━━ THE RECORDS ━━

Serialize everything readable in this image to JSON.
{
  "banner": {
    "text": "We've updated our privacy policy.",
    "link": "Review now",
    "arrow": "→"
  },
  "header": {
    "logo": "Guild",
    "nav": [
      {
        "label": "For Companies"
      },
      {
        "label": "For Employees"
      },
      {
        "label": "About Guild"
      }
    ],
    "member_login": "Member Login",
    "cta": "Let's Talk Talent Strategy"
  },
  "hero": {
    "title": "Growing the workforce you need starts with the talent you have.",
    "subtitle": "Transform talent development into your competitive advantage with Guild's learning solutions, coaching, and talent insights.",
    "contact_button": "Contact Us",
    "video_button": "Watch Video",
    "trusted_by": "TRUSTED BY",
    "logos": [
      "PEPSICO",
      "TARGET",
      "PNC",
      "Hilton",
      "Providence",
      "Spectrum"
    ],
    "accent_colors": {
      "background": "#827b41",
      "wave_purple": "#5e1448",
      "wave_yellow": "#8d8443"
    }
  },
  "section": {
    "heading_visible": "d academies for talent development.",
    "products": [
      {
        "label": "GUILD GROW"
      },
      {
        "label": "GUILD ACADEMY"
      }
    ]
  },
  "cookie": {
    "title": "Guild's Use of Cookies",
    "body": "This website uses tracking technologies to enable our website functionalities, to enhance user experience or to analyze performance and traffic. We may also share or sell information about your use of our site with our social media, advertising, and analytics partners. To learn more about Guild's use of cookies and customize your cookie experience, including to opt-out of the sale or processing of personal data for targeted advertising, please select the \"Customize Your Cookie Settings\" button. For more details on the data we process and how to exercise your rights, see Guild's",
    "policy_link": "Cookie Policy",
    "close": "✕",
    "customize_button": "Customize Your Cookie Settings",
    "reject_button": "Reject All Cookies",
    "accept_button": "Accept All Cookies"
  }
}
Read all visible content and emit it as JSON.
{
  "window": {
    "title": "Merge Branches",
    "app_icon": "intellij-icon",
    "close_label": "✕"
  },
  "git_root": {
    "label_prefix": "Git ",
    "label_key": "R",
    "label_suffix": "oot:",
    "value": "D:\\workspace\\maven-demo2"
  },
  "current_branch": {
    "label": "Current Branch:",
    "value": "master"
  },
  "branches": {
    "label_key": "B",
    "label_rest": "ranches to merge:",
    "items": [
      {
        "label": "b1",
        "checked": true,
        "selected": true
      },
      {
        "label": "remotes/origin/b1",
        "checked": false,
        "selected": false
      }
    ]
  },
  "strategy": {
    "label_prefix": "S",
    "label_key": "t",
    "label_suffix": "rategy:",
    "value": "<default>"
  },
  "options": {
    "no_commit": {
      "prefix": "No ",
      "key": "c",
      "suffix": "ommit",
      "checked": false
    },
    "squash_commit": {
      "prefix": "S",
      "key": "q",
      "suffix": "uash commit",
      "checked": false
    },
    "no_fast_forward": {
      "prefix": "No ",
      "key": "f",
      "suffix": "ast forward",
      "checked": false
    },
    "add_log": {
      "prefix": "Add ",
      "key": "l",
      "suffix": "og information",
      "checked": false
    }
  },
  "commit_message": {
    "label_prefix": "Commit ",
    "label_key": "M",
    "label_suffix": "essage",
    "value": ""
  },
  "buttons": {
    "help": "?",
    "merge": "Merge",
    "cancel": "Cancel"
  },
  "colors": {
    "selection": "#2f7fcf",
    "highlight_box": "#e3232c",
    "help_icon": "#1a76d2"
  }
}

━━━

GIVEN PROBLEM:
Reproduce the data, keeping every line exactly the same.

RIGHT ANSWER:
Serialize everything readable in this image to JSON.
{
  "banner": {
    "text": "We've updated our privacy policy.",
    "link": "Review now",
    "arrow": "→"
  },
  "header": {
    "logo": "Guild",
    "nav": [
      {
        "label": "For Companies"
      },
      {
        "label": "For Employees"
      },
      {
        "label": "About Guild"
      }
    ],
    "member_login": "Member Login",
    "cta": "Let's Talk Talent Strategy"
  },
  "hero": {
    "title": "Growing the workforce you need starts with the talent you have.",
    "subtitle": "Transform talent development into your competitive advantage with Guild's learning solutions, coaching, and talent insights.",
    "contact_button": "Contact Us",
    "video_button": "Watch Video",
    "trusted_by": "TRUSTED BY",
    "logos": [
      "PEPSICO",
      "TARGET",
      "PNC",
      "Hilton",
      "Providence",
      "Spectrum"
    ],
    "accent_colors": {
      "background": "#827b41",
      "wave_purple": "#5e1448",
      "wave_yellow": "#8d8443"
    }
  },
  "section": {
    "heading_visible": "d academies for talent development.",
    "products": [
      {
        "label": "GUILD GROW"
      },
      {
        "label": "GUILD ACADEMY"
      }
    ]
  },
  "cookie": {
    "title": "Guild's Use of Cookies",
    "body": "This website uses tracking technologies to enable our website functionalities, to enhance user experience or to analyze performance and traffic. We may also share or sell information about your use of our site with our social media, advertising, and analytics partners. To learn more about Guild's use of cookies and customize your cookie experience, including to opt-out of the sale or processing of personal data for targeted advertising, please select the \"Customize Your Cookie Settings\" button. For more details on the data we process and how to exercise your rights, see Guild's",
    "policy_link": "Cookie Policy",
    "close": "✕",
    "customize_button": "Customize Your Cookie Settings",
    "reject_button": "Reject All Cookies",
    "accept_button": "Accept All Cookies"
  }
}
Read all visible content and emit it as JSON.
{
  "window": {
    "title": "Merge Branches",
    "app_icon": "intellij-icon",
    "close_label": "✕"
  },
  "git_root": {
    "label_prefix": "Git ",
    "label_key": "R",
    "label_suffix": "oot:",
    "value": "D:\\workspace\\maven-demo2"
  },
  "current_branch": {
    "label": "Current Branch:",
    "value": "master"
  },
  "branches": {
    "label_key": "B",
    "label_rest": "ranches to merge:",
    "items": [
      {
        "label": "b1",
        "checked": true,
        "selected": true
      },
      {
        "label": "remotes/origin/b1",
        "checked": false,
        "selected": false
      }
    ]
  },
  "strategy": {
    "label_prefix": "S",
    "label_key": "t",
    "label_suffix": "rategy:",
    "value": "<default>"
  },
  "options": {
    "no_commit": {
      "prefix": "No ",
      "key": "c",
      "suffix": "ommit",
      "checked": false
    },
    "squash_commit": {
      "prefix": "S",
      "key": "q",
      "suffix": "uash commit",
      "checked": false
    },
    "no_fast_forward": {
      "prefix": "No ",
      "key": "f",
      "suffix": "ast forward",
      "checked": false
    },
    "add_log": {
      "prefix": "Add ",
      "key": "l",
      "suffix": "og information",
      "checked": false
    }
  },
  "commit_message": {
    "label_prefix": "Commit ",
    "label_key": "M",
    "label_suffix": "essage",
    "value": ""
  },
  "buttons": {
    "help": "?",
    "merge": "Merge",
    "cancel": "Cancel"
  },
  "colors": {
    "selection": "#2f7fcf",
    "highlight_box": "#e3232c",
    "help_icon": "#1a76d2"
  }
}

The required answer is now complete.